--- Task instructions ---
Copy out all lines that carry the word "name".

--- Records for this exercise ---

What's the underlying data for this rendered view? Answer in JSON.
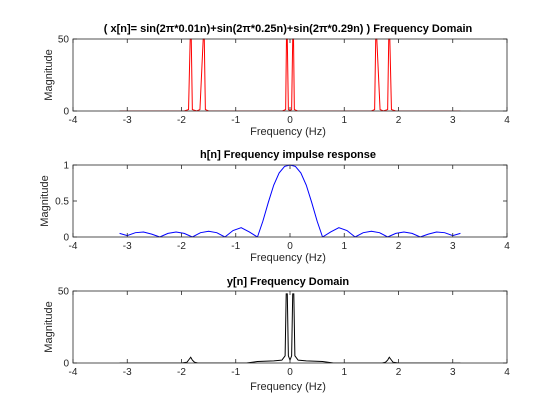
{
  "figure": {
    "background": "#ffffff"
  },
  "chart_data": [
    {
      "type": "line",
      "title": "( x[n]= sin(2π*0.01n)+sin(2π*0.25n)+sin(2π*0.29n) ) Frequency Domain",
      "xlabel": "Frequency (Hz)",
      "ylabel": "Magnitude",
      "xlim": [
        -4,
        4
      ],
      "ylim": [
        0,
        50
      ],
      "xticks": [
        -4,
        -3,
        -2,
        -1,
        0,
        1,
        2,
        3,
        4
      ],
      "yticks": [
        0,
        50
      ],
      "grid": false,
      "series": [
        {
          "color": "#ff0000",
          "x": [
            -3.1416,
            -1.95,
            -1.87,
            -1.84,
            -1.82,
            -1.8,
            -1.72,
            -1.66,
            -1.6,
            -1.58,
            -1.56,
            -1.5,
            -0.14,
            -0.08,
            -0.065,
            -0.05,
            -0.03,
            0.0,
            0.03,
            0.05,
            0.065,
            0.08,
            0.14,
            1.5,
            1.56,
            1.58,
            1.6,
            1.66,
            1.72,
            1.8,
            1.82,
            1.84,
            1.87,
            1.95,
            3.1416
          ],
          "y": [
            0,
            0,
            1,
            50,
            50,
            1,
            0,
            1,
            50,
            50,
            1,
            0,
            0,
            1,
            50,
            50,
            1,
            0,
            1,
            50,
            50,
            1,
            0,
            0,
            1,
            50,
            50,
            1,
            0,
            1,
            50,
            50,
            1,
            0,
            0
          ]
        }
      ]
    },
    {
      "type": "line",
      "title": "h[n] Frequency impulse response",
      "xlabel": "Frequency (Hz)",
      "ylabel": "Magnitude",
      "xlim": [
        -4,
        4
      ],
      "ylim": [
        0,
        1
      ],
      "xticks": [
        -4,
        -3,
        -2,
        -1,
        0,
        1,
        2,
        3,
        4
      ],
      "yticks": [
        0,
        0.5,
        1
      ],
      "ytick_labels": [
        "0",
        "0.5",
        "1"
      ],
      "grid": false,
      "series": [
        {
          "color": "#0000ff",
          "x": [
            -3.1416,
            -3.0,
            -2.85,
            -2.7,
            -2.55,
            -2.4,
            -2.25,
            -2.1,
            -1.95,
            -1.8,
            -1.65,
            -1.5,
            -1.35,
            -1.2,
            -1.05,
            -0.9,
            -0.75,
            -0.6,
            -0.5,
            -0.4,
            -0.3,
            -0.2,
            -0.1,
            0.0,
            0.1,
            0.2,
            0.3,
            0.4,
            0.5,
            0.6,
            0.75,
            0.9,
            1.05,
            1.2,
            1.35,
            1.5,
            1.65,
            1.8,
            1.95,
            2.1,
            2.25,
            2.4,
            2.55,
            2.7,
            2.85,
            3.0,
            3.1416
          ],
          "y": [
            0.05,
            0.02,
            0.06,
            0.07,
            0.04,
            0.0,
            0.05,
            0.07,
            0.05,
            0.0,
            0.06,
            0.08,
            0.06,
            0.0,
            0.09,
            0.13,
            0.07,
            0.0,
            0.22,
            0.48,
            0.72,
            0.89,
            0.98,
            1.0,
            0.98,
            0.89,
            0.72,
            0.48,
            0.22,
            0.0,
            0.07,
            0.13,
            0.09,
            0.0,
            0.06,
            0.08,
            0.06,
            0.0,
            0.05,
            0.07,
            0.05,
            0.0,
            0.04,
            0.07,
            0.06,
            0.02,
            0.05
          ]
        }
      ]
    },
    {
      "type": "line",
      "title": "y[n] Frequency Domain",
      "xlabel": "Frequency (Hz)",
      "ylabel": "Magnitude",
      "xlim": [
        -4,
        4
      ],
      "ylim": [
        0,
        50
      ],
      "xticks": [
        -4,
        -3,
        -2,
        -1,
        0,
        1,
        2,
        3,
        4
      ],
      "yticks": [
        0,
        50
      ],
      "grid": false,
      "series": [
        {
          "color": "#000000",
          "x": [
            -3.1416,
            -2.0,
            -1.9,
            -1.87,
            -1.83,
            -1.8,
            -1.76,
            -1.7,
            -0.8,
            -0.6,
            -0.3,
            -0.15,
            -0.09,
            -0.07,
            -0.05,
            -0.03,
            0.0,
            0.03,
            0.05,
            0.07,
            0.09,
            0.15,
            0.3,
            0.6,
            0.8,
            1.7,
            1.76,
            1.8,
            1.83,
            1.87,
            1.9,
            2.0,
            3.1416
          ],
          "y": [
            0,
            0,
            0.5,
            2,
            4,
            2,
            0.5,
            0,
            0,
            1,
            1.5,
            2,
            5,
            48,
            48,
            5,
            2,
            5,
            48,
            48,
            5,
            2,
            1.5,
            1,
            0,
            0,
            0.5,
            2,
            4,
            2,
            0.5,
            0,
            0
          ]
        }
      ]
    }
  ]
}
* * *
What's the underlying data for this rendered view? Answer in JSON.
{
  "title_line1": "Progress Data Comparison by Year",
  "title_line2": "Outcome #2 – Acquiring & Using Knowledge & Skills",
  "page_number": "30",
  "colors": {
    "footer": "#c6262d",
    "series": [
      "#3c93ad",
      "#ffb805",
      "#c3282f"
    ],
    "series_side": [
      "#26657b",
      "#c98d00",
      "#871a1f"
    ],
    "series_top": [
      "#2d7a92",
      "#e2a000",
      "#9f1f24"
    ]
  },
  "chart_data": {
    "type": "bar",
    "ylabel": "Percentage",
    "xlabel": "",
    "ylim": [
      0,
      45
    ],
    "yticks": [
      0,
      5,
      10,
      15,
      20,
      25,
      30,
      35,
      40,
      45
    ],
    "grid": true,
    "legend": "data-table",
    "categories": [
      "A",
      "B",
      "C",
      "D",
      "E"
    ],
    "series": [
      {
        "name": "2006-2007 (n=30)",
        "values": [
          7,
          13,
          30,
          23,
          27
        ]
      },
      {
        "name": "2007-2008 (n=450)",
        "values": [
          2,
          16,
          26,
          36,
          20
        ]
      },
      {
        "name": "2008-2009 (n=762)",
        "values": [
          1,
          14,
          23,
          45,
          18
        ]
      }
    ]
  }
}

--- Result of the exercise ---
        "name": "2006-2007 (n=30)",
        "name": "2007-2008 (n=450)",
        "name": "2008-2009 (n=762)",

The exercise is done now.